_Instruction_
Below is some material; set it all down exactly, apart from the pictures.

_Provided records_

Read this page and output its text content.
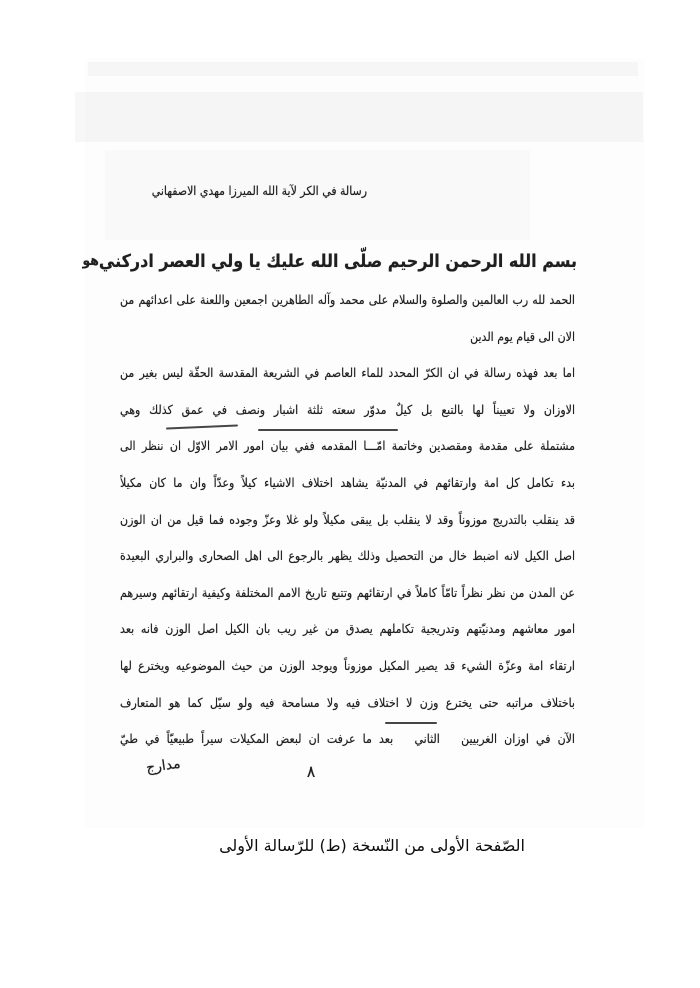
رسالة في الكر لآية الله الميرزا مهدي الاصفهاني
بسم الله الرحمن الرحيم صلّى الله عليك يا ولي العصر ادركني
هو
الحمد لله رب العالمين والصلوة والسلام على محمد وآله الطاهرين اجمعين واللعنة على اعدائهم من
الان الى قيام يوم الدين
اما بعد فهذه رسالة في ان الكرّ المحدد للماء العاصم في الشريعة المقدسة الحقّة ليس بغير من
الاوزان ولا تعييناً لها بالتبع بل كيلٌ مدوّر سعته ثلثة اشبار ونصف في عمق كذلك وهي
مشتملة على مقدمة ومقصدين وخاتمة امّـــا المقدمه ففي بيان امور الامر الاوّل ان ننظر الى
بدء تكامل كل امة وارتقائهم في المدنيّة يشاهد اختلاف الاشياء كيلاً وعدّاً وان ما كان مكيلاً
قد ينقلب بالتدريج موزوناً وقد لا ينقلب بل يبقى مكيلاً ولو غلا وعزّ وجوده فما قيل من ان الوزن
اصل الكيل لانه اضبط خال من التحصيل وذلك يظهر بالرجوع الى اهل الصحارى والبراري البعيدة
عن المدن من نظر نظراً تامّاً كاملاً في ارتقائهم وتتبع تاريخ الامم المختلفة وكيفية ارتقائهم وسيرهم
امور معاشهم ومدنيّتهم وتدريجية تكاملهم يصدق من غير ريب بان الكيل اصل الوزن فانه بعد
ارتقاء امة وعزّة الشيء قد يصير المكيل موزوناً ويوجد الوزن من حيث الموضوعيه ويخترع لها
باختلاف مراتبه حتى يخترع وزن لا اختلاف فيه ولا مسامحة فيه ولو سيّل كما هو المتعارف
الآن في اوزان الغربيين   الثاني   بعد ما عرفت ان لبعض المكيلات سيراً طبيعيّاً في طيّ
٨
مدارج
الصّفحة الأولى من النّسخة (ط) للرّسالة الأولى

_Task output_
Read this page and output its text content.
رسالة في الكر لآية الله الميرزا مهدي الاصفهاني
بسم الله الرحمن الرحيم صلّى الله عليك يا ولي العصر ادركني
هو
الحمد لله رب العالمين والصلوة والسلام على محمد وآله الطاهرين اجمعين واللعنة على اعدائهم من
الان الى قيام يوم الدين
اما بعد فهذه رسالة في ان الكرّ المحدد للماء العاصم في الشريعة المقدسة الحقّة ليس بغير من
الاوزان ولا تعييناً لها بالتبع بل كيلٌ مدوّر سعته ثلثة اشبار ونصف في عمق كذلك وهي
مشتملة على مقدمة ومقصدين وخاتمة امّـــا المقدمه ففي بيان امور الامر الاوّل ان ننظر الى
بدء تكامل كل امة وارتقائهم في المدنيّة يشاهد اختلاف الاشياء كيلاً وعدّاً وان ما كان مكيلاً
قد ينقلب بالتدريج موزوناً وقد لا ينقلب بل يبقى مكيلاً ولو غلا وعزّ وجوده فما قيل من ان الوزن
اصل الكيل لانه اضبط خال من التحصيل وذلك يظهر بالرجوع الى اهل الصحارى والبراري البعيدة
عن المدن من نظر نظراً تامّاً كاملاً في ارتقائهم وتتبع تاريخ الامم المختلفة وكيفية ارتقائهم وسيرهم
امور معاشهم ومدنيّتهم وتدريجية تكاملهم يصدق من غير ريب بان الكيل اصل الوزن فانه بعد
ارتقاء امة وعزّة الشيء قد يصير المكيل موزوناً ويوجد الوزن من حيث الموضوعيه ويخترع لها
باختلاف مراتبه حتى يخترع وزن لا اختلاف فيه ولا مسامحة فيه ولو سيّل كما هو المتعارف
الآن في اوزان الغربيين   الثاني   بعد ما عرفت ان لبعض المكيلات سيراً طبيعيّاً في طيّ
٨
مدارج
الصّفحة الأولى من النّسخة (ط) للرّسالة الأولى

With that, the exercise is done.